##### RECORDS FOR THE EXERCISE

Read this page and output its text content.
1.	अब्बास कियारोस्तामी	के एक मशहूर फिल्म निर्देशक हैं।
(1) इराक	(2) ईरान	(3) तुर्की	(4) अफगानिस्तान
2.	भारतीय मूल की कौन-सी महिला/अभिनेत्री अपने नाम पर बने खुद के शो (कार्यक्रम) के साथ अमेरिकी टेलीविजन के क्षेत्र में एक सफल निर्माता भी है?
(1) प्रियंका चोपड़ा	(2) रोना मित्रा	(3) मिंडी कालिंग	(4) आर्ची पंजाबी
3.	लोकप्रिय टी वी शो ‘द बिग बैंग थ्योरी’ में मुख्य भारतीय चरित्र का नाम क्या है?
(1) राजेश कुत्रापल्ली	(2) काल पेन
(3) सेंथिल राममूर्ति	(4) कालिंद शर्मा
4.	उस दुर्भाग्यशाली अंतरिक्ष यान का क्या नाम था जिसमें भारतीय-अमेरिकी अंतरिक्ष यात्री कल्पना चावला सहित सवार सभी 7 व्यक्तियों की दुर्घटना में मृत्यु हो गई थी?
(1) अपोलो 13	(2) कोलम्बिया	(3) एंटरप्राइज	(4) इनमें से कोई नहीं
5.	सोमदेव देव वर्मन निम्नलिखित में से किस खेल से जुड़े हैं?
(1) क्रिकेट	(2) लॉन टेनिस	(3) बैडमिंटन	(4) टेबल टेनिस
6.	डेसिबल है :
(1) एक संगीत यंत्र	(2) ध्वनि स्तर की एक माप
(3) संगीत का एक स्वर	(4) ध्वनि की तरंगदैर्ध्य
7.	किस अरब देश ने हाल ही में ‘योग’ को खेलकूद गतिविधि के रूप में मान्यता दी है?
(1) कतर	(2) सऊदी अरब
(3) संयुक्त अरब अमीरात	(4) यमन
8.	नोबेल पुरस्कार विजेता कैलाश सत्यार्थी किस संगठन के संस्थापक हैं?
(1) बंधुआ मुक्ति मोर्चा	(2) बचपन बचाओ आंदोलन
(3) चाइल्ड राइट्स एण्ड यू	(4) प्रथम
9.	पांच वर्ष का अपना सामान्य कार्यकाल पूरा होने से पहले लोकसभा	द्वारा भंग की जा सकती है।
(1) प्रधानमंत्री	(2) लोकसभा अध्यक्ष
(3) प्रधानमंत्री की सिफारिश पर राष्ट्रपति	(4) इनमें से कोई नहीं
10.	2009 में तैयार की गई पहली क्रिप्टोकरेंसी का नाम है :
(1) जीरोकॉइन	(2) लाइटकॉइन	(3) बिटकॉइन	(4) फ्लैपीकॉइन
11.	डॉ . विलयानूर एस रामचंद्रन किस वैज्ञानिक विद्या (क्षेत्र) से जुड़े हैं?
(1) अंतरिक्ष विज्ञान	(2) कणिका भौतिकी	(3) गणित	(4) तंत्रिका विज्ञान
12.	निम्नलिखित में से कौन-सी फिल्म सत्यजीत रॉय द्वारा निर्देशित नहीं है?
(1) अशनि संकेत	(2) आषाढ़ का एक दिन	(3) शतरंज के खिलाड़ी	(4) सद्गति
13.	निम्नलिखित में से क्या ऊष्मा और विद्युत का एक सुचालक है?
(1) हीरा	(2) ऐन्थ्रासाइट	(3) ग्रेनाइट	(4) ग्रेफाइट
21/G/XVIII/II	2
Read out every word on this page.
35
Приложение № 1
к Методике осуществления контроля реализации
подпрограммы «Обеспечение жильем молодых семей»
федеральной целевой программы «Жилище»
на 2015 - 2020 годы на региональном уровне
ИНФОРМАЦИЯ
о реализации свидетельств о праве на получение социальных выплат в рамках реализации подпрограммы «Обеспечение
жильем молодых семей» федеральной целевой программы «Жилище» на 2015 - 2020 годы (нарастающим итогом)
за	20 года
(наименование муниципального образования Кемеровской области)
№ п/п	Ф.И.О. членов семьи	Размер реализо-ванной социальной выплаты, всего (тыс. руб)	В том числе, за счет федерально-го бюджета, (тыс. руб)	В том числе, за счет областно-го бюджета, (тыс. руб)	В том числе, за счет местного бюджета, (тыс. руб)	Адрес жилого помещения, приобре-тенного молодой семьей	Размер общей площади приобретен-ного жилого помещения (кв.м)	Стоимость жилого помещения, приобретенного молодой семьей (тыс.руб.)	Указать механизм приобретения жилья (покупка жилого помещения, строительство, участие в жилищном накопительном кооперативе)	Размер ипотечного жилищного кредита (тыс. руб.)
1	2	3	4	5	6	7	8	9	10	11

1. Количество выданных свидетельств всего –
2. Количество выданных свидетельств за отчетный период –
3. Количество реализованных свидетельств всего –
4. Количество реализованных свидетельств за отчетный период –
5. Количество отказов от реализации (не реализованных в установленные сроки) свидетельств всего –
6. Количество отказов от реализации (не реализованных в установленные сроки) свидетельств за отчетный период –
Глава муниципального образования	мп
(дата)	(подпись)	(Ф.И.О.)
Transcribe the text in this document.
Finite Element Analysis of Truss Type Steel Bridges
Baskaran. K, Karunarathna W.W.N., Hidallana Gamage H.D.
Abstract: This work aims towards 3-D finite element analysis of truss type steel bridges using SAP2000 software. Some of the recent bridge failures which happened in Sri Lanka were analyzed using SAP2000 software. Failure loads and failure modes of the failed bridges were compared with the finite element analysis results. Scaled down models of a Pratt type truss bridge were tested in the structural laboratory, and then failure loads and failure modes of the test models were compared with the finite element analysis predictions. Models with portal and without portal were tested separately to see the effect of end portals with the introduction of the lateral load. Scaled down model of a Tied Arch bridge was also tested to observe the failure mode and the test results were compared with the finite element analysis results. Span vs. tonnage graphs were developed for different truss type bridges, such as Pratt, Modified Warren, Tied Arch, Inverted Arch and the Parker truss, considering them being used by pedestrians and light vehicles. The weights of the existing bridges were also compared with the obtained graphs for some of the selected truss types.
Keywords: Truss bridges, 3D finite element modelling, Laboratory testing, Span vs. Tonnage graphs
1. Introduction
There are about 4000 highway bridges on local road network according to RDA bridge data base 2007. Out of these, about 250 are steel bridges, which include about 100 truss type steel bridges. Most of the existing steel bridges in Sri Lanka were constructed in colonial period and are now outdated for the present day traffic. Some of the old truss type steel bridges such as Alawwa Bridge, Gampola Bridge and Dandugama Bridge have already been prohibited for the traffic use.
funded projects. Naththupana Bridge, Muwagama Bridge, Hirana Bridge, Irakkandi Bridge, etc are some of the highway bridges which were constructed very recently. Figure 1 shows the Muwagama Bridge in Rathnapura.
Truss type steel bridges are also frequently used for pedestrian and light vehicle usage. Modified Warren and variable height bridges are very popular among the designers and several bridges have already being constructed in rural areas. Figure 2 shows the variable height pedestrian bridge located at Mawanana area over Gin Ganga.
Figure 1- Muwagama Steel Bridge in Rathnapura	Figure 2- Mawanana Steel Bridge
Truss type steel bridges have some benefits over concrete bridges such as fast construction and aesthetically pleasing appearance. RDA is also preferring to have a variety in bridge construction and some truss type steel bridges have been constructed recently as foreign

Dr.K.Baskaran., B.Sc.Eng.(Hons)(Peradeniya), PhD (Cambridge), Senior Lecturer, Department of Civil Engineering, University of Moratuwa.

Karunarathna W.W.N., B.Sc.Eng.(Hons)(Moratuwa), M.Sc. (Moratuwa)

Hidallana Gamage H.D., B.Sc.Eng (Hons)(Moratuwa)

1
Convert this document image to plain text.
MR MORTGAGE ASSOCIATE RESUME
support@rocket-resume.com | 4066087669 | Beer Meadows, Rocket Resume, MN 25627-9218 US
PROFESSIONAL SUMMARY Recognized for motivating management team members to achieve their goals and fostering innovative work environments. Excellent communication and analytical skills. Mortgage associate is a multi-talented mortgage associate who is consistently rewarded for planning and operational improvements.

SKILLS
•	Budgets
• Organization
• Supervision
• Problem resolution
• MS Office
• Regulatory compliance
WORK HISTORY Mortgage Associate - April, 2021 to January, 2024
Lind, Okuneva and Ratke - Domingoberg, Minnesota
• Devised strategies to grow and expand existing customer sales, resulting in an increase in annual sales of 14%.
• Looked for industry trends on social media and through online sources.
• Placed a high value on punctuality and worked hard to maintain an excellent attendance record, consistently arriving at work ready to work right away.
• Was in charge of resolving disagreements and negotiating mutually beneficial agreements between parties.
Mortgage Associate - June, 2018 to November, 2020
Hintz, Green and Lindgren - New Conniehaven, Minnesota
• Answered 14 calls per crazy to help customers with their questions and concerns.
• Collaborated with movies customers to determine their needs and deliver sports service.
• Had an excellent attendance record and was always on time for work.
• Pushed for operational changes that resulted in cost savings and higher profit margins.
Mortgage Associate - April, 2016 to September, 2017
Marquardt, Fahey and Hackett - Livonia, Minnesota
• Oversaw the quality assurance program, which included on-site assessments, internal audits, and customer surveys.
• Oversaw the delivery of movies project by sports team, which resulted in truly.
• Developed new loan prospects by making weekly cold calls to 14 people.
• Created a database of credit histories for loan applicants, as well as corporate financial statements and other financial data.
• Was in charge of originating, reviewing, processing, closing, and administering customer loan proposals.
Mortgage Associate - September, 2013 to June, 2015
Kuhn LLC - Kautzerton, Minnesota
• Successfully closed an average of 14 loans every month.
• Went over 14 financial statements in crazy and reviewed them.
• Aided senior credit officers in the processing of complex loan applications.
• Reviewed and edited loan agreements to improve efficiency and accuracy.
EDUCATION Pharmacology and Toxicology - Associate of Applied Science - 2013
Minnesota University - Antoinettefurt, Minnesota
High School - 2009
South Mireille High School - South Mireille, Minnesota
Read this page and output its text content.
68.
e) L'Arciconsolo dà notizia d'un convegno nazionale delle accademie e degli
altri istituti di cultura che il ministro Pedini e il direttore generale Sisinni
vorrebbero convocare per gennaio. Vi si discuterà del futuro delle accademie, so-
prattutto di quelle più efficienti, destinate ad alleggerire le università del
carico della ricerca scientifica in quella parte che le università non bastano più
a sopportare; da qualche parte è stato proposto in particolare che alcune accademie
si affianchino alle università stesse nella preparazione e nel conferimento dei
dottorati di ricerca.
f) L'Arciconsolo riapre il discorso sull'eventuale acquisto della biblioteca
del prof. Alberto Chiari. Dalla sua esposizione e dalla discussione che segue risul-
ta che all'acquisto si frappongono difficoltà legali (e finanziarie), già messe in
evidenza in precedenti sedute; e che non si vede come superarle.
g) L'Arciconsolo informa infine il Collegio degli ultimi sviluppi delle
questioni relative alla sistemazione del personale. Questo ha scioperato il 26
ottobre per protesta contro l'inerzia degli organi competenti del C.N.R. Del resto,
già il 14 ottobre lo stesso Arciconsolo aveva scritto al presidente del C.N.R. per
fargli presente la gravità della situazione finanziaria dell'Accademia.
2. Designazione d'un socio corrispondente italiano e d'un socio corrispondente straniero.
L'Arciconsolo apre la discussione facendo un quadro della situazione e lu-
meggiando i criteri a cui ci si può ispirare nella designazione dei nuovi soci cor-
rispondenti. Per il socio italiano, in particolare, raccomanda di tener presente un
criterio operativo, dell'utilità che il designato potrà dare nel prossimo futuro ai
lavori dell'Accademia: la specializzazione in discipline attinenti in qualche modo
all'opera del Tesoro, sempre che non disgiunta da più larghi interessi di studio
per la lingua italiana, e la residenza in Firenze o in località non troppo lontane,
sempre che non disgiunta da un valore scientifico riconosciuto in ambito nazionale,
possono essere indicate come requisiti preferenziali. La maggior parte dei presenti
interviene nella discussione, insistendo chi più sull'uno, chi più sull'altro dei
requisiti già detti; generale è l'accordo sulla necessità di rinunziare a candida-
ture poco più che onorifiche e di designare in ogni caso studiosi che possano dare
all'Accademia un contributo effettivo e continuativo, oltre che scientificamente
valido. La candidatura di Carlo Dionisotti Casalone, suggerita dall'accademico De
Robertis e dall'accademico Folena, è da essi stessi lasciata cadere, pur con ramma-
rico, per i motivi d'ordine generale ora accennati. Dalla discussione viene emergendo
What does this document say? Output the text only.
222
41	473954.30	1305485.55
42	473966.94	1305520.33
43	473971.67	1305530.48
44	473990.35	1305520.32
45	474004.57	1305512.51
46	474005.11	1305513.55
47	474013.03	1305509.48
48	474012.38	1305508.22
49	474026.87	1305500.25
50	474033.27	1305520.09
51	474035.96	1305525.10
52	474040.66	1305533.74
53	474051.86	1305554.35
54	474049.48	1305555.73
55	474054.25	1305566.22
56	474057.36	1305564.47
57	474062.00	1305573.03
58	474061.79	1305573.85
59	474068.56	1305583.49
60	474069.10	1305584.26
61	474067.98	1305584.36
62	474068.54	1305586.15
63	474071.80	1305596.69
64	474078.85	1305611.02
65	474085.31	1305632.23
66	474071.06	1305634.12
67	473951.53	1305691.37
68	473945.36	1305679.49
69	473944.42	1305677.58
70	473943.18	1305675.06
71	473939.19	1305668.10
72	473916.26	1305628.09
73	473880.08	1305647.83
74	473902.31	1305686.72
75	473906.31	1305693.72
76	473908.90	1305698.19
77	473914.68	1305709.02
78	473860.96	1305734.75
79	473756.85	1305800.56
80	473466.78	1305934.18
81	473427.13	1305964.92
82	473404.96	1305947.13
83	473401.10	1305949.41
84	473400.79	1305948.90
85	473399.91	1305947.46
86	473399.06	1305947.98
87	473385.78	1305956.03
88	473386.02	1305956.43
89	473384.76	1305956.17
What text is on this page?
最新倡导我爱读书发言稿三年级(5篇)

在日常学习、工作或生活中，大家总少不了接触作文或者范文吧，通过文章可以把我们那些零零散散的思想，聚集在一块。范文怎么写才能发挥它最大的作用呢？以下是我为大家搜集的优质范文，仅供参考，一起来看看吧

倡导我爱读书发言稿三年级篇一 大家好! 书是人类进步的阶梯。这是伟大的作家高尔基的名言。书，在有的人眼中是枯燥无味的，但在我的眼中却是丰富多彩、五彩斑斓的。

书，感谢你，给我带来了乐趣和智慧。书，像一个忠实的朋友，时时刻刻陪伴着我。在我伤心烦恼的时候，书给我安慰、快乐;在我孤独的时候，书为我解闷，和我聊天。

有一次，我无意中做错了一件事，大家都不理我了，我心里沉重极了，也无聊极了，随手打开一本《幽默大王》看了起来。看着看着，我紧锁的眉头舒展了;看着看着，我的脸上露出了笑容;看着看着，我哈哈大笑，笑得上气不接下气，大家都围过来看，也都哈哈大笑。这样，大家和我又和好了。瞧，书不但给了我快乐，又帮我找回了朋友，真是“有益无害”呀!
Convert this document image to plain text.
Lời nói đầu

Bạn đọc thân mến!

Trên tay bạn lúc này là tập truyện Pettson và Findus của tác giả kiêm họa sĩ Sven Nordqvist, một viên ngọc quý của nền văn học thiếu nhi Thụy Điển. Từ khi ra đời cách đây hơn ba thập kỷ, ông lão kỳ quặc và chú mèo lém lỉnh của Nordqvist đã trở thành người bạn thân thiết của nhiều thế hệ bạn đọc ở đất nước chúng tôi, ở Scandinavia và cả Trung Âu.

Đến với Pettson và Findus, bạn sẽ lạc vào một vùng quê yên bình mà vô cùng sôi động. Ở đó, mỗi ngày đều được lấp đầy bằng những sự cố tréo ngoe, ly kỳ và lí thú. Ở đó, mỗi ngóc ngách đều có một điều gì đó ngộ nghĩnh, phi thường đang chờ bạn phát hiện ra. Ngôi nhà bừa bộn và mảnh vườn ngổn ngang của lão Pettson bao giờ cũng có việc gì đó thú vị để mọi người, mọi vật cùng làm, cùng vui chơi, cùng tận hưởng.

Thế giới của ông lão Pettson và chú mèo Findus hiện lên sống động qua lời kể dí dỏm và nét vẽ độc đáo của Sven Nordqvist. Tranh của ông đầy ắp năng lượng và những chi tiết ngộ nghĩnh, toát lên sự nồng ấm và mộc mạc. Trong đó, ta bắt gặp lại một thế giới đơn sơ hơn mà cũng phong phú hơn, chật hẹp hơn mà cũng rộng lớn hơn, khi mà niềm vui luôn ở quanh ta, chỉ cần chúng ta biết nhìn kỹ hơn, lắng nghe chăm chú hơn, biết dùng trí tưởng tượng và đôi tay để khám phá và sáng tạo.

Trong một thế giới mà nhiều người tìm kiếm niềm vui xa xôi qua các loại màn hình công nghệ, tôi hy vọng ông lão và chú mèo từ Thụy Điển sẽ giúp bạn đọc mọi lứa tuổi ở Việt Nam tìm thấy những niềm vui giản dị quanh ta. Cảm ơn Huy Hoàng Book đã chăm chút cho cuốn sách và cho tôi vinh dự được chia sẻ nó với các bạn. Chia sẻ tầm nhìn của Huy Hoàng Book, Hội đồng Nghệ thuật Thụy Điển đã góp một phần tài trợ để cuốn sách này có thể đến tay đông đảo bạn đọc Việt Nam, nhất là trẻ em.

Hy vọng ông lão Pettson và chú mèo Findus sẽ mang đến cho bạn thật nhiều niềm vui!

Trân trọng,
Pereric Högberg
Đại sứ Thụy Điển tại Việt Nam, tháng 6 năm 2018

##########

DIRECTION:
Identify and copy all lines with the word "accademie".

RESULT BELOW:
e) L'Arciconsolo dà notizia d'un convegno nazionale delle accademie e degli
vorrebbero convocare per gennaio. Vi si discuterà del futuro delle accademie, so-
a sopportare; da qualche parte è stato proposto in particolare che alcune accademie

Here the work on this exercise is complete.